Copy each line below without leaving any out.

Dataset records
● ● ●
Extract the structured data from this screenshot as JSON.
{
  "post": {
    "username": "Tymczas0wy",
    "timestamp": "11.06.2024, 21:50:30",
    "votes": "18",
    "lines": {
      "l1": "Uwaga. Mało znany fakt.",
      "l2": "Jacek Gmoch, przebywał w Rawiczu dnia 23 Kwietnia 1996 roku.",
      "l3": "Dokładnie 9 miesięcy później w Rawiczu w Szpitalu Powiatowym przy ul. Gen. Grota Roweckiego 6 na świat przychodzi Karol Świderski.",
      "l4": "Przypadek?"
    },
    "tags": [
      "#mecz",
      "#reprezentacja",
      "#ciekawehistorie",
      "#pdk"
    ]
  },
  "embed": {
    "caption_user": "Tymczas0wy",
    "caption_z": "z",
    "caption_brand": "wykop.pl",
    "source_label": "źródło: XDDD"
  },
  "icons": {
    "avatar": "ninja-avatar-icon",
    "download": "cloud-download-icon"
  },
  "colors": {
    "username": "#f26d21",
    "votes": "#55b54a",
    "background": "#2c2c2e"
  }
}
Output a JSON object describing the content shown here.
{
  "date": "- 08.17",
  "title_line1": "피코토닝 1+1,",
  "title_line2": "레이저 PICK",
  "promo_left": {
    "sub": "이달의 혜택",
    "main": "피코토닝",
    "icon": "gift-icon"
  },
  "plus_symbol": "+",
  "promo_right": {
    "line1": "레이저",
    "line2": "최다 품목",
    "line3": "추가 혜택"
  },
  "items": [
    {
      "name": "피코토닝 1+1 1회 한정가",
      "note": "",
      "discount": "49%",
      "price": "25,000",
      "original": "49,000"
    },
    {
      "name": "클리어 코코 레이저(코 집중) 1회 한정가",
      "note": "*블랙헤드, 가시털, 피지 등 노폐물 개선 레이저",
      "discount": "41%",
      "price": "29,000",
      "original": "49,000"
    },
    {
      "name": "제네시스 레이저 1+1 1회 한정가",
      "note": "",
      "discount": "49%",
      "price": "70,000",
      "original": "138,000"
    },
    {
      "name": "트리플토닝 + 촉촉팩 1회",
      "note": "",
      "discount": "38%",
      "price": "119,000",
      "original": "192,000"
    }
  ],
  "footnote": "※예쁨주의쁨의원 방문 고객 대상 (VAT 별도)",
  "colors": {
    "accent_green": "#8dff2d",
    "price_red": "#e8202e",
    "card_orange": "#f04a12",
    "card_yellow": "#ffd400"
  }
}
● ● ●
### Result of this task
Extract the structured data from this screenshot as JSON.
{
  "post": {
    "username": "Tymczas0wy",
    "timestamp": "11.06.2024, 21:50:30",
    "votes": "18",
    "lines": {
      "l1": "Uwaga. Mało znany fakt.",
      "l2": "Jacek Gmoch, przebywał w Rawiczu dnia 23 Kwietnia 1996 roku.",
      "l3": "Dokładnie 9 miesięcy później w Rawiczu w Szpitalu Powiatowym przy ul. Gen. Grota Roweckiego 6 na świat przychodzi Karol Świderski.",
      "l4": "Przypadek?"
    },
    "tags": [
      "#mecz",
      "#reprezentacja",
      "#ciekawehistorie",
      "#pdk"
    ]
  },
  "embed": {
    "caption_user": "Tymczas0wy",
    "caption_z": "z",
    "caption_brand": "wykop.pl",
    "source_label": "źródło: XDDD"
  },
  "icons": {
    "avatar": "ninja-avatar-icon",
    "download": "cloud-download-icon"
  },
  "colors": {
    "username": "#f26d21",
    "votes": "#55b54a",
    "background": "#2c2c2e"
  }
}
Output a JSON object describing the content shown here.
{
  "date": "- 08.17",
  "title_line1": "피코토닝 1+1,",
  "title_line2": "레이저 PICK",
  "promo_left": {
    "sub": "이달의 혜택",
    "main": "피코토닝",
    "icon": "gift-icon"
  },
  "plus_symbol": "+",
  "promo_right": {
    "line1": "레이저",
    "line2": "최다 품목",
    "line3": "추가 혜택"
  },
  "items": [
    {
      "name": "피코토닝 1+1 1회 한정가",
      "note": "",
      "discount": "49%",
      "price": "25,000",
      "original": "49,000"
    },
    {
      "name": "클리어 코코 레이저(코 집중) 1회 한정가",
      "note": "*블랙헤드, 가시털, 피지 등 노폐물 개선 레이저",
      "discount": "41%",
      "price": "29,000",
      "original": "49,000"
    },
    {
      "name": "제네시스 레이저 1+1 1회 한정가",
      "note": "",
      "discount": "49%",
      "price": "70,000",
      "original": "138,000"
    },
    {
      "name": "트리플토닝 + 촉촉팩 1회",
      "note": "",
      "discount": "38%",
      "price": "119,000",
      "original": "192,000"
    }
  ],
  "footnote": "※예쁨주의쁨의원 방문 고객 대상 (VAT 별도)",
  "colors": {
    "accent_green": "#8dff2d",
    "price_red": "#e8202e",
    "card_orange": "#f04a12",
    "card_yellow": "#ffd400"
  }
}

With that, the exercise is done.